→ **Do this**
Copy all lines in which the word "wylotów" can be found.

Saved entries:
/---

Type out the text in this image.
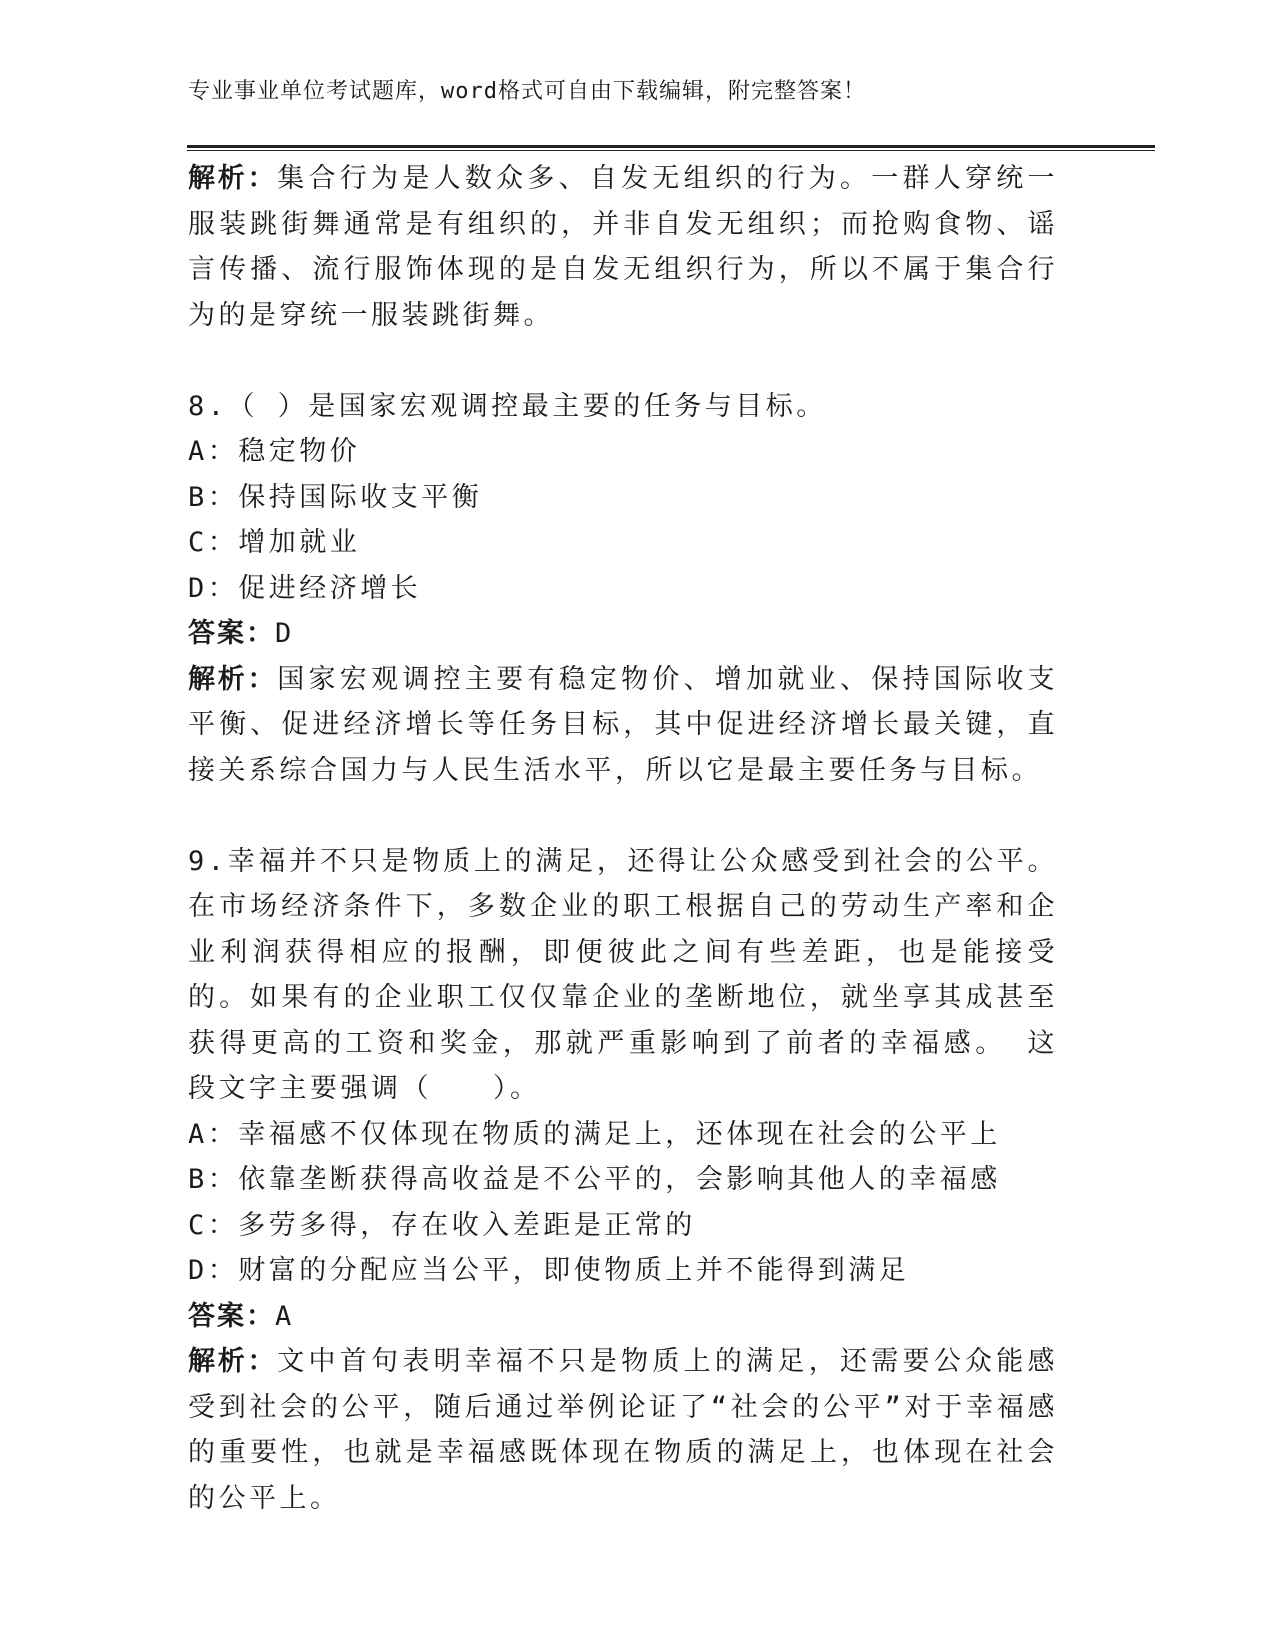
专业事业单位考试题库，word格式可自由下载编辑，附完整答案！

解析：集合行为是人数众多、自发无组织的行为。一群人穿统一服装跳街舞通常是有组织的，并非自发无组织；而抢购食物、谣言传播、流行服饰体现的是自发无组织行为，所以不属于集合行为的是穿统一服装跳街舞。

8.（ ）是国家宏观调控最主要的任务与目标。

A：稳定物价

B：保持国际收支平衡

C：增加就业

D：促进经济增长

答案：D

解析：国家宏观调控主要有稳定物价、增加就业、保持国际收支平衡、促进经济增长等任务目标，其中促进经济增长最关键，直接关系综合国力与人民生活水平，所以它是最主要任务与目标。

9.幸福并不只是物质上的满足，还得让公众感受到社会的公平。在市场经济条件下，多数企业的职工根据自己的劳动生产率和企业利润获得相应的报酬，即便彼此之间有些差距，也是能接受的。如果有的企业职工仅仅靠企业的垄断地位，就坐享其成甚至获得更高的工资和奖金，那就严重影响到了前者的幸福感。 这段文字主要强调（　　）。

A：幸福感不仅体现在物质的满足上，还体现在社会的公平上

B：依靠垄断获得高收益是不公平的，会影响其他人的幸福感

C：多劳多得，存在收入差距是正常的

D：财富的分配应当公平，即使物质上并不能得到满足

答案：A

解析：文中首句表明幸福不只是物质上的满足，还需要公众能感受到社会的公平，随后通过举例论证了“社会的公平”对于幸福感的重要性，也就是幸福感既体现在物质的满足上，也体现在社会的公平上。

\---
/---

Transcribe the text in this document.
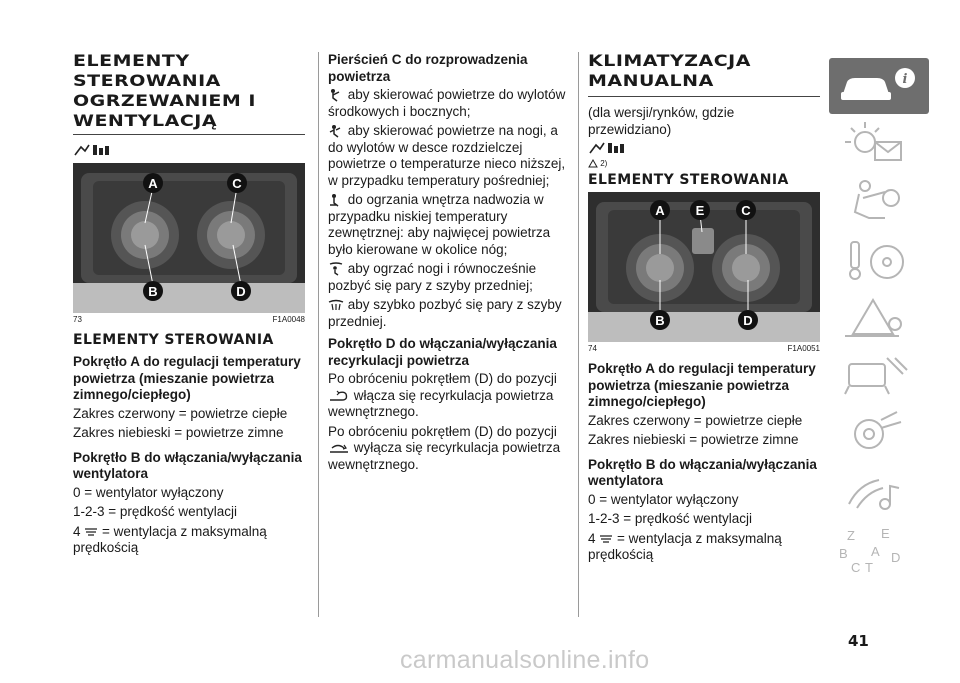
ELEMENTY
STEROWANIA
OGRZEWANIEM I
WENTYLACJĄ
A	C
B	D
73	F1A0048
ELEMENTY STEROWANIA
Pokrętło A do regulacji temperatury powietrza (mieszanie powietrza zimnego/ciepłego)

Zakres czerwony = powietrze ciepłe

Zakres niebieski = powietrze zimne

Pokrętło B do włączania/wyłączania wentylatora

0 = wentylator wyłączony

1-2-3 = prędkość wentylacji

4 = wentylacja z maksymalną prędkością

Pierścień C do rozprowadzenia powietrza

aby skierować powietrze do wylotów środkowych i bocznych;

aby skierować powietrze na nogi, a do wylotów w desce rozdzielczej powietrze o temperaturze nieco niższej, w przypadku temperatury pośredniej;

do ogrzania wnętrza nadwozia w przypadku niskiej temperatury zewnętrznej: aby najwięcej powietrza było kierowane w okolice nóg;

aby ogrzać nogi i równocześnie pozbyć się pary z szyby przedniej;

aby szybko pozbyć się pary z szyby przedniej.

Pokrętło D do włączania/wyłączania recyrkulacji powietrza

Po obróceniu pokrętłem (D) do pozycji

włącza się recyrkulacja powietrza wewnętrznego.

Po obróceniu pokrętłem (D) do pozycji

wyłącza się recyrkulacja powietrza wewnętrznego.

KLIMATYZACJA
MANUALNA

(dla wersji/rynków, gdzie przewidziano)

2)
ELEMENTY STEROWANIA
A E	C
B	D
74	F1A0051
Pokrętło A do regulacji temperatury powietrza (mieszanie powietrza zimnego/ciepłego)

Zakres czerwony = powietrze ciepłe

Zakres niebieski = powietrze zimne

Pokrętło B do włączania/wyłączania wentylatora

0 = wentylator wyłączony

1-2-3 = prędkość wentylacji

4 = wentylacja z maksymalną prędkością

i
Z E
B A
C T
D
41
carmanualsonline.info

\---

→ **Exercise answer**
aby skierować powietrze do wylotów środkowych i bocznych;
aby skierować powietrze na nogi, a do wylotów w desce rozdzielczej powietrze o temperaturze nieco niższej, w przypadku temperatury pośredniej;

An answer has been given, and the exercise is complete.